Stored items from a collection:
______________________________
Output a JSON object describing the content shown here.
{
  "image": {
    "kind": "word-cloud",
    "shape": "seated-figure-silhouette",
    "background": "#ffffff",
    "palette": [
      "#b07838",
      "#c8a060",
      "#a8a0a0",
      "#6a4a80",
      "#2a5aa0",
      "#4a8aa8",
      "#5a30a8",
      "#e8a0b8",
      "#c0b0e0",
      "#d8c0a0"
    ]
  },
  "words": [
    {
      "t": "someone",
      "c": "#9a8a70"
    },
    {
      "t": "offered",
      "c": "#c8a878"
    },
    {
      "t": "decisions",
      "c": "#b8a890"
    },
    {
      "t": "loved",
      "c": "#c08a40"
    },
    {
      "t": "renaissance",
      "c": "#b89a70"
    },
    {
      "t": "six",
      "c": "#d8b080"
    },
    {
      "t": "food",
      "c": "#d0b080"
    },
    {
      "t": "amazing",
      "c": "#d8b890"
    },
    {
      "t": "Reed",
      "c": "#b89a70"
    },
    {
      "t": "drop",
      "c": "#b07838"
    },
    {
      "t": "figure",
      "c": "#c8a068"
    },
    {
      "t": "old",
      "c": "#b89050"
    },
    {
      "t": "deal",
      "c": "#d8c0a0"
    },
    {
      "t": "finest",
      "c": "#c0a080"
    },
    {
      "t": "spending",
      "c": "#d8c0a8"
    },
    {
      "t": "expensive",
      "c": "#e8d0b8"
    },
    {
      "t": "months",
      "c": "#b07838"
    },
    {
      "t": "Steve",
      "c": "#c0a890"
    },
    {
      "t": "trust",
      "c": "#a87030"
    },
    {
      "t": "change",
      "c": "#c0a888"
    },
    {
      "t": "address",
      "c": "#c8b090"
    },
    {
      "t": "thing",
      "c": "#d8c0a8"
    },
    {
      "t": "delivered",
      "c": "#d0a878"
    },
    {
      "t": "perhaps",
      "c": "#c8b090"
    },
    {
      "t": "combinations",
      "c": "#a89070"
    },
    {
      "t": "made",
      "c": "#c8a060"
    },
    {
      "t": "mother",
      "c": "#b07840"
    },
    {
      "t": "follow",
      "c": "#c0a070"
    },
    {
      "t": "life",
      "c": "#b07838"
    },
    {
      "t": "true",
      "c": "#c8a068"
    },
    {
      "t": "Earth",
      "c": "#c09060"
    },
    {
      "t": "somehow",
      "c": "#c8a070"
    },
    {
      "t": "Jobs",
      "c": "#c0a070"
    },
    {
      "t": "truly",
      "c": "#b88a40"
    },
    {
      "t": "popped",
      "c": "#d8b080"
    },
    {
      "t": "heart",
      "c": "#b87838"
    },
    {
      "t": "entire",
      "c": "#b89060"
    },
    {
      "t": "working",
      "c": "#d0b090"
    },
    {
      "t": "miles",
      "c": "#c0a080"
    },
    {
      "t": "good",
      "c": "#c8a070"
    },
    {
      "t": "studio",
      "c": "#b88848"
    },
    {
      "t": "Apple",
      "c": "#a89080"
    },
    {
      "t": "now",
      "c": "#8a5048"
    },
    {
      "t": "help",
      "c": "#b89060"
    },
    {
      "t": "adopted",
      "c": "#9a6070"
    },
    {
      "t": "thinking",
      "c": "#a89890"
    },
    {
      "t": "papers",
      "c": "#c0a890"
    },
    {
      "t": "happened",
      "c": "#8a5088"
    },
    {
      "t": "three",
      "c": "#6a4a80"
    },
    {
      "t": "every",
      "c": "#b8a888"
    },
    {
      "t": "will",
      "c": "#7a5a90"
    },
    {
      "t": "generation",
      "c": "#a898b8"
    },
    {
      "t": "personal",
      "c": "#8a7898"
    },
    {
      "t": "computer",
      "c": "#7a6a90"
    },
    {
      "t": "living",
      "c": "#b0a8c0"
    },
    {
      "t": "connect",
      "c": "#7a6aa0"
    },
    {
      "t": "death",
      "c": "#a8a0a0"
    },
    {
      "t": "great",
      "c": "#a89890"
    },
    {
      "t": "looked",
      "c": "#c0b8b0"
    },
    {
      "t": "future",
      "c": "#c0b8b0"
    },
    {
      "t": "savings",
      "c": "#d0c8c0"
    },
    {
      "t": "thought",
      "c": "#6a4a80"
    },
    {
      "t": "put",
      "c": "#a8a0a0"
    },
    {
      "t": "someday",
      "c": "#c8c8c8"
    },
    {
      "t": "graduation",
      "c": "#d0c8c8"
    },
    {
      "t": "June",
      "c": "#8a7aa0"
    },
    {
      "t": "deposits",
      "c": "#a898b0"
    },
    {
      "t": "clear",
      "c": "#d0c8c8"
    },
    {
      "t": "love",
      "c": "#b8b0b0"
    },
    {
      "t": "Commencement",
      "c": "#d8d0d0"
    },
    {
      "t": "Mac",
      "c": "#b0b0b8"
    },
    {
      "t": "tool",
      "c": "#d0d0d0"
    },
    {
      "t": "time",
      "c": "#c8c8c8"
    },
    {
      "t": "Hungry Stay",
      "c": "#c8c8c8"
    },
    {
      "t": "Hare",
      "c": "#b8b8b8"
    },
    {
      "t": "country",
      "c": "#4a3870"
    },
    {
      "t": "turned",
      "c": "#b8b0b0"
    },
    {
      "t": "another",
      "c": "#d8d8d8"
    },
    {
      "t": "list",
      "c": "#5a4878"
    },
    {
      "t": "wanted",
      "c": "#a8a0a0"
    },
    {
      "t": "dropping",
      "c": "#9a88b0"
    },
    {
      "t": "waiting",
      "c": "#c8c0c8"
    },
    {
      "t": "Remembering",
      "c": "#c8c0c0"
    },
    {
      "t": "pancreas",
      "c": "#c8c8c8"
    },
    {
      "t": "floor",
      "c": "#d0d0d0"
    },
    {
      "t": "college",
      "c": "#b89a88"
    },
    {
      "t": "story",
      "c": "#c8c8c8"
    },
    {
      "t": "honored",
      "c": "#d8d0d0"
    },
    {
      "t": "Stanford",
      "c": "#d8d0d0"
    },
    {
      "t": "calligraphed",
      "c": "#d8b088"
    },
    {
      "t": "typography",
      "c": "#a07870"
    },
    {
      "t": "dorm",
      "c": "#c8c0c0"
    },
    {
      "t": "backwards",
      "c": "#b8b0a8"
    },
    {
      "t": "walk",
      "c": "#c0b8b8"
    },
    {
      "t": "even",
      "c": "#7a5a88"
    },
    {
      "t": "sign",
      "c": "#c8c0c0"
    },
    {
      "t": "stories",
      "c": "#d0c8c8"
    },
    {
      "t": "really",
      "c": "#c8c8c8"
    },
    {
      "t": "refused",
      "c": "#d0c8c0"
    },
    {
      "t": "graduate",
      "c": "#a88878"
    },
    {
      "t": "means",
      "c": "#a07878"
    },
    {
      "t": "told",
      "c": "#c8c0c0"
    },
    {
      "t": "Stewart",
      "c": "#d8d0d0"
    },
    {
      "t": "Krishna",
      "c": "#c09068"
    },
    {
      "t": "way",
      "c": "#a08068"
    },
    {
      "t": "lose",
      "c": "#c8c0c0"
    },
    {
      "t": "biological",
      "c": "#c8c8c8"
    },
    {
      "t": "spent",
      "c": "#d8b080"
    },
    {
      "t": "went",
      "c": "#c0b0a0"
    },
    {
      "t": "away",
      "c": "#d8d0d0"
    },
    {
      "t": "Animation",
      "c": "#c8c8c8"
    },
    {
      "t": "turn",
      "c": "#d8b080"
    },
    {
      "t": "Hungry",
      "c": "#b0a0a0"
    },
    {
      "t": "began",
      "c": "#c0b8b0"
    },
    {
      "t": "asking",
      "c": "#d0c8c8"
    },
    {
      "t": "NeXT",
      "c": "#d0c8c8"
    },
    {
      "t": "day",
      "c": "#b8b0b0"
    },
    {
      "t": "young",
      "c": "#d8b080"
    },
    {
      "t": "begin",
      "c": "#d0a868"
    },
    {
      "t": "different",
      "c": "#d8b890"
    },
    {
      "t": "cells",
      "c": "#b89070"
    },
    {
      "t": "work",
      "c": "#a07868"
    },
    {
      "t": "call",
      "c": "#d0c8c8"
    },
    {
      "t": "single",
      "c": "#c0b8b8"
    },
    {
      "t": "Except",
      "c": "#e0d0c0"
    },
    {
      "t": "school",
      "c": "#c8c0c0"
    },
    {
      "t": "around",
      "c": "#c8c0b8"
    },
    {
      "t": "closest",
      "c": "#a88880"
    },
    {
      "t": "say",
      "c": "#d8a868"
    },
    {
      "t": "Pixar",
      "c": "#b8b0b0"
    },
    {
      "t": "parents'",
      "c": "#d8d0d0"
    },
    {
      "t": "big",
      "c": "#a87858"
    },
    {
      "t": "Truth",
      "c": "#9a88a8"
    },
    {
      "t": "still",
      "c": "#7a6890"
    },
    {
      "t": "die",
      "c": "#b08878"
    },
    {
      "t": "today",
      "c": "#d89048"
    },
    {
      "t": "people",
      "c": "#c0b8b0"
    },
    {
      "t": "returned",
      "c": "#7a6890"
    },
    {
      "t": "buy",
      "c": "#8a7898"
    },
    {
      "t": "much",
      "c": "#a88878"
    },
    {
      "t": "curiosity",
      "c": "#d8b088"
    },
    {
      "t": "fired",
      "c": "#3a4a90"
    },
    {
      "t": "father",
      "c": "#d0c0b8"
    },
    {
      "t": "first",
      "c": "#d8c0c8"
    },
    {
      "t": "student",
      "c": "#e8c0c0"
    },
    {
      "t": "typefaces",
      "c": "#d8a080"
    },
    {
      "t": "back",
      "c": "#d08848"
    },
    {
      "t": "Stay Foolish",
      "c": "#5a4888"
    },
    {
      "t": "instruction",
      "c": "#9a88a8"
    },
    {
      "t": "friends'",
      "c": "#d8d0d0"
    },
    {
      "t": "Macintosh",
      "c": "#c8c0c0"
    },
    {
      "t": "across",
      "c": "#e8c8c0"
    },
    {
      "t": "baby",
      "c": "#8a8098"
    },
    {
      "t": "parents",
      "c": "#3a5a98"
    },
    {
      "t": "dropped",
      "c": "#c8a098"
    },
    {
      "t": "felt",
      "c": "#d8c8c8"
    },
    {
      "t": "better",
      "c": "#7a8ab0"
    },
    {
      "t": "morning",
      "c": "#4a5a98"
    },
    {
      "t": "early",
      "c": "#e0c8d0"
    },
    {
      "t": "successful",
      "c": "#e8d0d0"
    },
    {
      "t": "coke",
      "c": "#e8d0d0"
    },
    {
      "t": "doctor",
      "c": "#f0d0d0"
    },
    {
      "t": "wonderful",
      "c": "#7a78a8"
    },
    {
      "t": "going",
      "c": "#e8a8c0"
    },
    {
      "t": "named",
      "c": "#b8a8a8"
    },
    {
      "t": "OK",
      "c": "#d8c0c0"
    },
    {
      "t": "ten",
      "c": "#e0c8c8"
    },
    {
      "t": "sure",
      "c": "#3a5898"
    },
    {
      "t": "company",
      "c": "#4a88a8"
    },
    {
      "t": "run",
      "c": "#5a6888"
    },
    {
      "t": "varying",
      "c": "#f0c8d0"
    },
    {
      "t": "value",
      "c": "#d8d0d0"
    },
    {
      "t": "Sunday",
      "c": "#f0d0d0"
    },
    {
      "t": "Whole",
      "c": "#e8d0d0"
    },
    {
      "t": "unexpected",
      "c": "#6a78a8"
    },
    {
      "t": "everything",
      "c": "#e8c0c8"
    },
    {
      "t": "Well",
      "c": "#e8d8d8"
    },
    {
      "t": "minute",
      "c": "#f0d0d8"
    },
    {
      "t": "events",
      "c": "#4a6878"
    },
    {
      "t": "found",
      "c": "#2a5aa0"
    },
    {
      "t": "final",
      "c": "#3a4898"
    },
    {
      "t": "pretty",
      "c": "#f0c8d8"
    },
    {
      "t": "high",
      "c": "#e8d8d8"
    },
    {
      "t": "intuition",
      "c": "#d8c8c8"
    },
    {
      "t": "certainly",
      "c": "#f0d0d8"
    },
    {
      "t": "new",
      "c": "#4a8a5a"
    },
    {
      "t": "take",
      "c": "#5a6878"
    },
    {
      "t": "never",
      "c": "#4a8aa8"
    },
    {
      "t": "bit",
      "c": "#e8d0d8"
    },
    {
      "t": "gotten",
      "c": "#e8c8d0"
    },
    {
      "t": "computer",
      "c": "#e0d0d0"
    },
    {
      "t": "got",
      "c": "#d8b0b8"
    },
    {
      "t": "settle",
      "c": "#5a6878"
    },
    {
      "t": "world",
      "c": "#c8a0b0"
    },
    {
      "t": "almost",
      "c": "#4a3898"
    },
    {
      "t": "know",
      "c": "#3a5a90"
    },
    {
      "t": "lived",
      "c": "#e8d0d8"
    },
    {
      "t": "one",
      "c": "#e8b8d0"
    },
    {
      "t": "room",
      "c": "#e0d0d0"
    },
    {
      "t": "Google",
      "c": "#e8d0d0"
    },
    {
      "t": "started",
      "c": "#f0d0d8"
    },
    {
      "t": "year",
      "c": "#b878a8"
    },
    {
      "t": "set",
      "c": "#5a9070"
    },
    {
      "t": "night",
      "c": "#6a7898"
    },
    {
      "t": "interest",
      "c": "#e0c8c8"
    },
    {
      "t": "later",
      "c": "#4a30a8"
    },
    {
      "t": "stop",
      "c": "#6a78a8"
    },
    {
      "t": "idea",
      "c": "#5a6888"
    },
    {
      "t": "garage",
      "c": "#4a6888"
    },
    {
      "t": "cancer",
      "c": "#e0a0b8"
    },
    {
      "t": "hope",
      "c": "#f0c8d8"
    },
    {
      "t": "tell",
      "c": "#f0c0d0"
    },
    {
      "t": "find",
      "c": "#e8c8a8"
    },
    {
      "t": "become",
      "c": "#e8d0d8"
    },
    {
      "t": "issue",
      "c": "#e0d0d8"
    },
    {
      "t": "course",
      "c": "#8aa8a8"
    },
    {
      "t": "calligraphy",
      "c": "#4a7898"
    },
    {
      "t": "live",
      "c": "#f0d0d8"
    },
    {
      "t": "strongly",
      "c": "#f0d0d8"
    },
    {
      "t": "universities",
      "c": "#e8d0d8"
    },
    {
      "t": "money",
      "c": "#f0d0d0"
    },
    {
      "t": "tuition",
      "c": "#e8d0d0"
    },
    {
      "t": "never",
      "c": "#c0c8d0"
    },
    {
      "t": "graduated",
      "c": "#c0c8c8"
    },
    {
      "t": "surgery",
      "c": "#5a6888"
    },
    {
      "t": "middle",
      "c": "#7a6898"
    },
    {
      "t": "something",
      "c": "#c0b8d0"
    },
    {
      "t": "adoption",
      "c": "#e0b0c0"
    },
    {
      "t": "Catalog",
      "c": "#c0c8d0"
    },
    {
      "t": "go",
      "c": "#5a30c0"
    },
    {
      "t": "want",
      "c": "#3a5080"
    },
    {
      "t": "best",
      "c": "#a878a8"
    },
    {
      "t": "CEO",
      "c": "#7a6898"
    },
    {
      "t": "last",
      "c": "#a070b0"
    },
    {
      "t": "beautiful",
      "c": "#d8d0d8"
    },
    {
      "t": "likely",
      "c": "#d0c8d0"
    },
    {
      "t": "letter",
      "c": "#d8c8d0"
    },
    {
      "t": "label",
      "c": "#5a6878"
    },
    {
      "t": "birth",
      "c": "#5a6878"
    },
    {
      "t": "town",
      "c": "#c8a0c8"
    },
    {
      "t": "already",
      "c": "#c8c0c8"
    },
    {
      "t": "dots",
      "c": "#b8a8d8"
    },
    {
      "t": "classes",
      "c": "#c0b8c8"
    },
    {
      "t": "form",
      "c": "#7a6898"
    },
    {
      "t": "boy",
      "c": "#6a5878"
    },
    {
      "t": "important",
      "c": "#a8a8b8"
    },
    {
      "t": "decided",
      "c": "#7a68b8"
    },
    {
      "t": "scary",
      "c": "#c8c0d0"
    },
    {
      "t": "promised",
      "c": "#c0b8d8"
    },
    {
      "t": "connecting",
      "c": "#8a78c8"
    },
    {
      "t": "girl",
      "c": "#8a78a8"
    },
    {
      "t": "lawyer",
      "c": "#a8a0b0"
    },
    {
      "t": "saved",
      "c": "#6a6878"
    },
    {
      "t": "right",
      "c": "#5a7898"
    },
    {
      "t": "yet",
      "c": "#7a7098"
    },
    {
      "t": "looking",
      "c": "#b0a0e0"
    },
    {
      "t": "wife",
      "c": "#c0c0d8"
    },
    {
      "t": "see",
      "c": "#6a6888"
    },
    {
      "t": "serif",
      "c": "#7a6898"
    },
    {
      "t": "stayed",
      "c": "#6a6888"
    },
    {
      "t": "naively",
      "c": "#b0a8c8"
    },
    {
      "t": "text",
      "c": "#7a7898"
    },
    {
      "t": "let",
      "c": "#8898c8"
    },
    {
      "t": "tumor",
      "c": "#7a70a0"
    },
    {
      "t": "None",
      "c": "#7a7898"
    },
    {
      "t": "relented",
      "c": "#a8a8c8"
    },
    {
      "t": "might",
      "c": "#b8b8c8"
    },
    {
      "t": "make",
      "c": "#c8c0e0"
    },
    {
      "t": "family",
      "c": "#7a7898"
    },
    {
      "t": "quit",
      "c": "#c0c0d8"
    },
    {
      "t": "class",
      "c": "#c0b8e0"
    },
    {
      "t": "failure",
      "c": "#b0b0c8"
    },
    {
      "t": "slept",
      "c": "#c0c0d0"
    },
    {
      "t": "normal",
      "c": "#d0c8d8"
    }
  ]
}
______________________________
### YOUR ASSIGNMENT
Show the lines of the entries that include the string "figure", copying each in full.

### RESULT FOR THIS TASK
    "shape": "seated-figure-silhouette",
      "t": "figure",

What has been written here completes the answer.